RECORDS FOR THE TASK —
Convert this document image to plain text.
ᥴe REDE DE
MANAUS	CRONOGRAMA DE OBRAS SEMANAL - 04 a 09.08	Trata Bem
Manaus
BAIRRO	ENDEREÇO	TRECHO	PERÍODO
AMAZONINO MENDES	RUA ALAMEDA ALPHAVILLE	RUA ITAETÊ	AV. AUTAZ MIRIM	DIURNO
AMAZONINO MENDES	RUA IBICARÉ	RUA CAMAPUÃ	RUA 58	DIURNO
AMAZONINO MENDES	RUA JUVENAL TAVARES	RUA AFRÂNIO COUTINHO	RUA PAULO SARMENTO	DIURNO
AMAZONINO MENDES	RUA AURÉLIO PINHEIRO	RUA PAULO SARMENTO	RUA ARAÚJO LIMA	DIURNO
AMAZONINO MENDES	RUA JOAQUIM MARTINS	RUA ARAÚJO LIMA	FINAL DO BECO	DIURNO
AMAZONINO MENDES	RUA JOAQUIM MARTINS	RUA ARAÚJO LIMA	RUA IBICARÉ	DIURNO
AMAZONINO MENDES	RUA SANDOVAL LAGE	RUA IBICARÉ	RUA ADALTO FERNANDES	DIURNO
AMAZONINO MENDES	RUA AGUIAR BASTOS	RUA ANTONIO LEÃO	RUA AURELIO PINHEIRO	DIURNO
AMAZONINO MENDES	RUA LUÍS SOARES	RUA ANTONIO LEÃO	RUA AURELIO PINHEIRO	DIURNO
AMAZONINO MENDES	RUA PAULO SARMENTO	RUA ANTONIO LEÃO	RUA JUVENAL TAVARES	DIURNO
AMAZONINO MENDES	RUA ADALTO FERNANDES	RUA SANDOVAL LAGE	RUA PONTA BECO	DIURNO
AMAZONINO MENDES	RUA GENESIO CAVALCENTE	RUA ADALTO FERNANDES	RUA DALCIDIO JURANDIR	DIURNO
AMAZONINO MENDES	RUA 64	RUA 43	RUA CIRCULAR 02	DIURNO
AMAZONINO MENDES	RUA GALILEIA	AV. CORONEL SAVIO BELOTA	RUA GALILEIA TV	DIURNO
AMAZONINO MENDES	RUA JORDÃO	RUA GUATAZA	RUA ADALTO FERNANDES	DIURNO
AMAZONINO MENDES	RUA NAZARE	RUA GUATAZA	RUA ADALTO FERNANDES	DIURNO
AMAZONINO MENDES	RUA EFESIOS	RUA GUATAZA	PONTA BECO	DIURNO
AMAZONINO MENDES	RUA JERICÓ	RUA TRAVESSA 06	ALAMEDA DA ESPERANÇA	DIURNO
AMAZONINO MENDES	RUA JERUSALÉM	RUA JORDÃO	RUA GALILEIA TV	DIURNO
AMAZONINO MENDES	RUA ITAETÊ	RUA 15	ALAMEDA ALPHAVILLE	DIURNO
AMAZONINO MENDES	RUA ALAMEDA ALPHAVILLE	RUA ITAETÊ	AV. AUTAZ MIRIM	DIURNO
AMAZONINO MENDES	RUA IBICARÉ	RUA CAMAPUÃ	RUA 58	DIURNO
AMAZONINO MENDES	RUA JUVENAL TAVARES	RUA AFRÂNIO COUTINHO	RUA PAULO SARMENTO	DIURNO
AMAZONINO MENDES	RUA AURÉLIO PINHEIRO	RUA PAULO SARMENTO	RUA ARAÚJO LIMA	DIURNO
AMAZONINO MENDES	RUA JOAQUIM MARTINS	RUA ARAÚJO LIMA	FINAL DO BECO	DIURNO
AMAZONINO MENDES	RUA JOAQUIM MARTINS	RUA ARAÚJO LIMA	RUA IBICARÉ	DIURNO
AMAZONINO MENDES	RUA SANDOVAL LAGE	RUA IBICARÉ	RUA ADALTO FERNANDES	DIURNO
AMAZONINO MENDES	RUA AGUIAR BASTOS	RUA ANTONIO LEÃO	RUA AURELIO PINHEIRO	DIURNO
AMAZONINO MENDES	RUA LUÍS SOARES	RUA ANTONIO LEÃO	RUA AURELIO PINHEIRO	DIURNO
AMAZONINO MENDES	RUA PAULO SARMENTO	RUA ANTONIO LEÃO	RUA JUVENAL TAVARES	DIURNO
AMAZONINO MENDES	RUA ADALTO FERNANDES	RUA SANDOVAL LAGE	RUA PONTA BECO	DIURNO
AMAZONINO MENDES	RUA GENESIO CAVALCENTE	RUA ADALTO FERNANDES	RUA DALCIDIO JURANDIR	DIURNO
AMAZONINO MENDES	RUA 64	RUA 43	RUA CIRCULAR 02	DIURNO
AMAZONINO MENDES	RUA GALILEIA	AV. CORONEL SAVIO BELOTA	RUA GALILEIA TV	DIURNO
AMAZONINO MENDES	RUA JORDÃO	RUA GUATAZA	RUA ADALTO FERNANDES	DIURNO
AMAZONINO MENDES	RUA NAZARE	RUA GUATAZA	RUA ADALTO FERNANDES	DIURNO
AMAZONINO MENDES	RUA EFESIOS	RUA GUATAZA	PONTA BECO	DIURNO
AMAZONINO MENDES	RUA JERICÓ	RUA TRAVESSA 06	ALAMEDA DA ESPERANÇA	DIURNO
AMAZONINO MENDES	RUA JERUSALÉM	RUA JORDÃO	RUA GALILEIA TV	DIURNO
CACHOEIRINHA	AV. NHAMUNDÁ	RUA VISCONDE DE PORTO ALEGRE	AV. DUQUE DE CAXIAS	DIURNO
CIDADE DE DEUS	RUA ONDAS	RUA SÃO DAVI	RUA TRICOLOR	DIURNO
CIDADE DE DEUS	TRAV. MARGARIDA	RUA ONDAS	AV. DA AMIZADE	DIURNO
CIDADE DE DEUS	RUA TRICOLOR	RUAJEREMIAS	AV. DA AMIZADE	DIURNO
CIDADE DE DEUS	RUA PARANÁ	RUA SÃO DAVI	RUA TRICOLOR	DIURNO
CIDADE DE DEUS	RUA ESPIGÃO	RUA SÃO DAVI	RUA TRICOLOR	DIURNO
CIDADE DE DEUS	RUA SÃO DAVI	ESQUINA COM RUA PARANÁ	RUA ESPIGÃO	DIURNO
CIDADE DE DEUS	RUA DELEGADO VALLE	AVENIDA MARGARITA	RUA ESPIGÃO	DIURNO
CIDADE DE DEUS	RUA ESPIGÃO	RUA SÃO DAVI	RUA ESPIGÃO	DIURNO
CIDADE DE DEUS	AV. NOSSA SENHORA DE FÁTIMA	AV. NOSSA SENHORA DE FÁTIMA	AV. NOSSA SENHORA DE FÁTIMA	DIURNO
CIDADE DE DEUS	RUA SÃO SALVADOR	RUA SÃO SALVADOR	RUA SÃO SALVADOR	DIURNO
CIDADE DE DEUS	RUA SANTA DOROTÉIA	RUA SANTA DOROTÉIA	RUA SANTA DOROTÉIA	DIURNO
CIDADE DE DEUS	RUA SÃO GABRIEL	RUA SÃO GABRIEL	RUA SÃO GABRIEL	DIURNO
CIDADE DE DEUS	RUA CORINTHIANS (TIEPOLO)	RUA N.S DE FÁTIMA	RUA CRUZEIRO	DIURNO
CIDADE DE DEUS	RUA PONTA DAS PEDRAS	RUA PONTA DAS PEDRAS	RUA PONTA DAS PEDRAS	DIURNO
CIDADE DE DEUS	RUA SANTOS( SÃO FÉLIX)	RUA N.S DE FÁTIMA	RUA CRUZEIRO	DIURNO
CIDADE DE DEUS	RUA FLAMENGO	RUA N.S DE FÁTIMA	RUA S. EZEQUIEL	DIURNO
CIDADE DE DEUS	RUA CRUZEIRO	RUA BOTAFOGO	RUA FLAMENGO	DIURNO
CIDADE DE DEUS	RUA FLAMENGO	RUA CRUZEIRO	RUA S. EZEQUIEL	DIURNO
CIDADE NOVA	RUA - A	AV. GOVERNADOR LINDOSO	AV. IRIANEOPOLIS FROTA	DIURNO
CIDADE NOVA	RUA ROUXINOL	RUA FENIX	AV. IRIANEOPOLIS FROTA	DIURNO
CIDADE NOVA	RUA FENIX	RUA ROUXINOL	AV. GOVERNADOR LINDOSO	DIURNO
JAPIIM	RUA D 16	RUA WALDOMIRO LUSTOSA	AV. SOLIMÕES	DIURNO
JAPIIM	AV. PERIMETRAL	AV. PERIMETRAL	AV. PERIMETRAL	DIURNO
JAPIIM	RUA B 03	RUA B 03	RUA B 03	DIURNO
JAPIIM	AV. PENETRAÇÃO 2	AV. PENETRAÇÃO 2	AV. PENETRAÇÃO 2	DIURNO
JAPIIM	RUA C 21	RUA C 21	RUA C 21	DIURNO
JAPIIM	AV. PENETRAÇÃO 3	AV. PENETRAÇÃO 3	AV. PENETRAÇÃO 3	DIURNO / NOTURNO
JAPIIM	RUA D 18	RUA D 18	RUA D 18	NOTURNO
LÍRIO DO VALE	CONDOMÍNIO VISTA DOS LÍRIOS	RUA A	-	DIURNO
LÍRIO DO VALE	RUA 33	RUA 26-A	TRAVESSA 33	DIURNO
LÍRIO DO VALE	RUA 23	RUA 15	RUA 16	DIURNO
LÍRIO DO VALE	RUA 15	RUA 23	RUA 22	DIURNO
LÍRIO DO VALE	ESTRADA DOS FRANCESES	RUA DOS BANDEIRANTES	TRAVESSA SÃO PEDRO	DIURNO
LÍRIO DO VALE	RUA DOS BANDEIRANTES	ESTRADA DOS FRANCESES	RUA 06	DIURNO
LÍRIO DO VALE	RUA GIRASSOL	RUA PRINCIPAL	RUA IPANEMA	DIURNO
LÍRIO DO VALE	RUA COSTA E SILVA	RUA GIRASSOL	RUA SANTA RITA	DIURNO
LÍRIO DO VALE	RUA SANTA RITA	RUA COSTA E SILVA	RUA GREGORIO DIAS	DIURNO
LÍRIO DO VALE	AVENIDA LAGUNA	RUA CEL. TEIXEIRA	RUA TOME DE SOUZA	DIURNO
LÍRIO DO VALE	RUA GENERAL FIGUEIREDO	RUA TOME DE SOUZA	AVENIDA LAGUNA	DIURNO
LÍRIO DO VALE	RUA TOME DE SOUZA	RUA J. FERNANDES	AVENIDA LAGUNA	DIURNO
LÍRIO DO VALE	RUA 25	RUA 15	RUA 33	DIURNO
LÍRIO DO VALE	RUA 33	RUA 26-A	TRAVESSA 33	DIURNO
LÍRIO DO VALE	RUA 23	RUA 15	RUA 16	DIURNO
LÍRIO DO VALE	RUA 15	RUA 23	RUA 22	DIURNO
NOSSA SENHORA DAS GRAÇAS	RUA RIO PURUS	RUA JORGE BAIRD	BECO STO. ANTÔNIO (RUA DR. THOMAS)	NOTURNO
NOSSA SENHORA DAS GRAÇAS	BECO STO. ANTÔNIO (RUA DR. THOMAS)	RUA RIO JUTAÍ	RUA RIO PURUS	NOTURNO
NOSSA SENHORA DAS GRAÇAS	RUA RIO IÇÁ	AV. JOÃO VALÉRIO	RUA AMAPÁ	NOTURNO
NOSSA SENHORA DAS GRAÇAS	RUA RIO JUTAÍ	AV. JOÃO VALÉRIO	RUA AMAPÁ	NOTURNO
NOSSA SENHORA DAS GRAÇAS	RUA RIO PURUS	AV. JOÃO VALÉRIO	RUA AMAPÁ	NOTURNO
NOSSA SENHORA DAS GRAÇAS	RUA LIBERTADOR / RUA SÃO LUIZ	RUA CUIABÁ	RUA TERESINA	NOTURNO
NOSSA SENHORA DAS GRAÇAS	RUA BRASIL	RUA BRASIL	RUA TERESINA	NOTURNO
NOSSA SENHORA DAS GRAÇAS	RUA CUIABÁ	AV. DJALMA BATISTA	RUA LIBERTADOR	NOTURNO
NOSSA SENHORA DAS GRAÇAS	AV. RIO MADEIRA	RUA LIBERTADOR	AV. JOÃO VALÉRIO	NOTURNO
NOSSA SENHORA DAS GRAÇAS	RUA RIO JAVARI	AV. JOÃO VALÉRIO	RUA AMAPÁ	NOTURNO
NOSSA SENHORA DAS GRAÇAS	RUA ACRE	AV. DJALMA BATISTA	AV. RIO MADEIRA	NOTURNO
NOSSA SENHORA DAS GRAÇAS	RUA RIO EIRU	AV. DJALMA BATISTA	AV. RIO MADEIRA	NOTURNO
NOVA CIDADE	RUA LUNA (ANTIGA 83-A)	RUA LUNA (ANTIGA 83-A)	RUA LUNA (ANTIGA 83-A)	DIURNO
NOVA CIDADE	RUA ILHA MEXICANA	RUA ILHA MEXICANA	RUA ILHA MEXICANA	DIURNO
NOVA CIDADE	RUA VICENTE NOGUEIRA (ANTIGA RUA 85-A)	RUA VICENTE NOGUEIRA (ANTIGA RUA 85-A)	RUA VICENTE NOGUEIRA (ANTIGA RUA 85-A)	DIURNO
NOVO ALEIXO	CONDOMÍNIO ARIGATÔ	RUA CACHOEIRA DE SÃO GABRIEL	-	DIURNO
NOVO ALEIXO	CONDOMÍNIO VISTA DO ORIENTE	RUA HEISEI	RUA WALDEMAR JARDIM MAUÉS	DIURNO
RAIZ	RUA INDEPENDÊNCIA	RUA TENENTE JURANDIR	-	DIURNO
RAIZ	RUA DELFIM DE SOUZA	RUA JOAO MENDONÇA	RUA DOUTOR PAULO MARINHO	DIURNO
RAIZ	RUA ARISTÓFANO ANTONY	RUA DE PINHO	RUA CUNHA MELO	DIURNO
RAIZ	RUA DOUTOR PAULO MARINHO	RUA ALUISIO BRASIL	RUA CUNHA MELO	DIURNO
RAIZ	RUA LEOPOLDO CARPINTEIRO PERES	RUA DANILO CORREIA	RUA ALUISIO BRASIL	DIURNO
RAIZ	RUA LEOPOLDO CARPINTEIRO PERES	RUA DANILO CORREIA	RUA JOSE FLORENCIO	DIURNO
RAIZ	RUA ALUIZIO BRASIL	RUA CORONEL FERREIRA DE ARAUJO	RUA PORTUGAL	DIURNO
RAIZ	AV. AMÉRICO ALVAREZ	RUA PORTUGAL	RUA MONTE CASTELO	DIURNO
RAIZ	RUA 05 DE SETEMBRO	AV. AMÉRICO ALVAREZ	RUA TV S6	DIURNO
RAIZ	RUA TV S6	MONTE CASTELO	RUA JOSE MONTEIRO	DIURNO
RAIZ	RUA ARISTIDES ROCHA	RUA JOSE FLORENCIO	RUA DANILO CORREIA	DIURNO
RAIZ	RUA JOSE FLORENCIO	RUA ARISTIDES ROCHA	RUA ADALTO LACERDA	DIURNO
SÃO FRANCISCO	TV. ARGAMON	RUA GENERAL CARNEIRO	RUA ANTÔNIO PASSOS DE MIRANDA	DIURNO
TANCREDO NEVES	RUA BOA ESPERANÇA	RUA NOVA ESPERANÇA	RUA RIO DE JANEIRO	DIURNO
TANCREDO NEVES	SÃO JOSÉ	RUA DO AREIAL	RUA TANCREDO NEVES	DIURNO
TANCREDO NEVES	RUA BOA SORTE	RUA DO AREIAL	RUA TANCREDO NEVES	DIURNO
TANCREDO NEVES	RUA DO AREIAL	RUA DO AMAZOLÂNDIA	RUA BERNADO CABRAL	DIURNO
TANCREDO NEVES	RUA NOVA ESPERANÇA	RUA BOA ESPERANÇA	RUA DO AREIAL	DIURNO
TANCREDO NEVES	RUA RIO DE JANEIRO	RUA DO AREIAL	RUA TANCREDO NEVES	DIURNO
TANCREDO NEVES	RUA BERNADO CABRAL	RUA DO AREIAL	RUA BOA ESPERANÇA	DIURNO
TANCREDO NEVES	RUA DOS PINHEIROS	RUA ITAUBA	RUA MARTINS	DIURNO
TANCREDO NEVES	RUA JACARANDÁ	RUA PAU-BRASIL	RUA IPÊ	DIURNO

WHAT YOU ARE ASKED TO DO — Throughout the material above, find every line holding "MELO" and copy it.

SOLUTION FOR THIS PROBLEM —
RAIZ	RUA ARISTÓFANO ANTONY	RUA DE PINHO	RUA CUNHA MELO	DIURNO
RAIZ	RUA DOUTOR PAULO MARINHO	RUA ALUISIO BRASIL	RUA CUNHA MELO	DIURNO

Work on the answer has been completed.